* DATA TO EXAMINE

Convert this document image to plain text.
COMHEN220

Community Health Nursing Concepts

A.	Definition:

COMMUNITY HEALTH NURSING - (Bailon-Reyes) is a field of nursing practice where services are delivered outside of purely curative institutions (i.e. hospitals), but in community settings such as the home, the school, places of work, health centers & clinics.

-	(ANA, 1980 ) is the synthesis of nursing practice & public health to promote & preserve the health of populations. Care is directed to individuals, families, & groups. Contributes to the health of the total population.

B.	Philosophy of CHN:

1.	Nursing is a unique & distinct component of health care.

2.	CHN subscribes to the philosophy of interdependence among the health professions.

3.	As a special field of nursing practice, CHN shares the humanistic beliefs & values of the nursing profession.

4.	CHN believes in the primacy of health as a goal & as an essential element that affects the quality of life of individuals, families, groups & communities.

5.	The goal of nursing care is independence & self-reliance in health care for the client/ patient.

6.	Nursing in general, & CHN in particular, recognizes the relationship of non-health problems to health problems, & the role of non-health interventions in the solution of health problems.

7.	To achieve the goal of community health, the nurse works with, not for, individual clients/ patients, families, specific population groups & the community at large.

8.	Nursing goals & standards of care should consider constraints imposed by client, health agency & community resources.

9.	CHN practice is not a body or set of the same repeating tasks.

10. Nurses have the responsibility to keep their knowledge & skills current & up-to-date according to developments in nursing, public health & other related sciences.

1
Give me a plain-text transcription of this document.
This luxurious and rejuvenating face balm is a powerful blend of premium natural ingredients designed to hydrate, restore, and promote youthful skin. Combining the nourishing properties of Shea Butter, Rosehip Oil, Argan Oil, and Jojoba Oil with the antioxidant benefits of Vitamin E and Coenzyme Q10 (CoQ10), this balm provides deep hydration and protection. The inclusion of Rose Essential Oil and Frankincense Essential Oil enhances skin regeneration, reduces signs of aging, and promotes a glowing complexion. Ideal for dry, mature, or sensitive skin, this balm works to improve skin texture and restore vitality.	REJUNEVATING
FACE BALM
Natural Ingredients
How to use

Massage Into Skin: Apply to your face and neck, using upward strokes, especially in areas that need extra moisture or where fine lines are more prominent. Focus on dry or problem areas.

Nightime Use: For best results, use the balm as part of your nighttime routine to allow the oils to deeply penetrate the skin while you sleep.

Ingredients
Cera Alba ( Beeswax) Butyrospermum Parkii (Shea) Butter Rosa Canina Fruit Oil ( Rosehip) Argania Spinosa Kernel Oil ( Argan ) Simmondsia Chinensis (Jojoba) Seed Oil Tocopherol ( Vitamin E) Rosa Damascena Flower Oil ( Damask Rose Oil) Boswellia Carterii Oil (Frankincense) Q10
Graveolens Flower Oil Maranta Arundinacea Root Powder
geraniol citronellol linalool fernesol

* INSTRUCTIONS TO FOLLOW
The entries above must be retyped exactly, down to the last character.

* TASK RESPONSE
Convert this document image to plain text.
COMHEN220

Community Health Nursing Concepts

A.	Definition:

COMMUNITY HEALTH NURSING - (Bailon-Reyes) is a field of nursing practice where services are delivered outside of purely curative institutions (i.e. hospitals), but in community settings such as the home, the school, places of work, health centers & clinics.

-	(ANA, 1980 ) is the synthesis of nursing practice & public health to promote & preserve the health of populations. Care is directed to individuals, families, & groups. Contributes to the health of the total population.

B.	Philosophy of CHN:

1.	Nursing is a unique & distinct component of health care.

2.	CHN subscribes to the philosophy of interdependence among the health professions.

3.	As a special field of nursing practice, CHN shares the humanistic beliefs & values of the nursing profession.

4.	CHN believes in the primacy of health as a goal & as an essential element that affects the quality of life of individuals, families, groups & communities.

5.	The goal of nursing care is independence & self-reliance in health care for the client/ patient.

6.	Nursing in general, & CHN in particular, recognizes the relationship of non-health problems to health problems, & the role of non-health interventions in the solution of health problems.

7.	To achieve the goal of community health, the nurse works with, not for, individual clients/ patients, families, specific population groups & the community at large.

8.	Nursing goals & standards of care should consider constraints imposed by client, health agency & community resources.

9.	CHN practice is not a body or set of the same repeating tasks.

10. Nurses have the responsibility to keep their knowledge & skills current & up-to-date according to developments in nursing, public health & other related sciences.

1
Give me a plain-text transcription of this document.
This luxurious and rejuvenating face balm is a powerful blend of premium natural ingredients designed to hydrate, restore, and promote youthful skin. Combining the nourishing properties of Shea Butter, Rosehip Oil, Argan Oil, and Jojoba Oil with the antioxidant benefits of Vitamin E and Coenzyme Q10 (CoQ10), this balm provides deep hydration and protection. The inclusion of Rose Essential Oil and Frankincense Essential Oil enhances skin regeneration, reduces signs of aging, and promotes a glowing complexion. Ideal for dry, mature, or sensitive skin, this balm works to improve skin texture and restore vitality.	REJUNEVATING
FACE BALM
Natural Ingredients
How to use

Massage Into Skin: Apply to your face and neck, using upward strokes, especially in areas that need extra moisture or where fine lines are more prominent. Focus on dry or problem areas.

Nightime Use: For best results, use the balm as part of your nighttime routine to allow the oils to deeply penetrate the skin while you sleep.

Ingredients
Cera Alba ( Beeswax) Butyrospermum Parkii (Shea) Butter Rosa Canina Fruit Oil ( Rosehip) Argania Spinosa Kernel Oil ( Argan ) Simmondsia Chinensis (Jojoba) Seed Oil Tocopherol ( Vitamin E) Rosa Damascena Flower Oil ( Damask Rose Oil) Boswellia Carterii Oil (Frankincense) Q10
Graveolens Flower Oil Maranta Arundinacea Root Powder
geraniol citronellol linalool fernesol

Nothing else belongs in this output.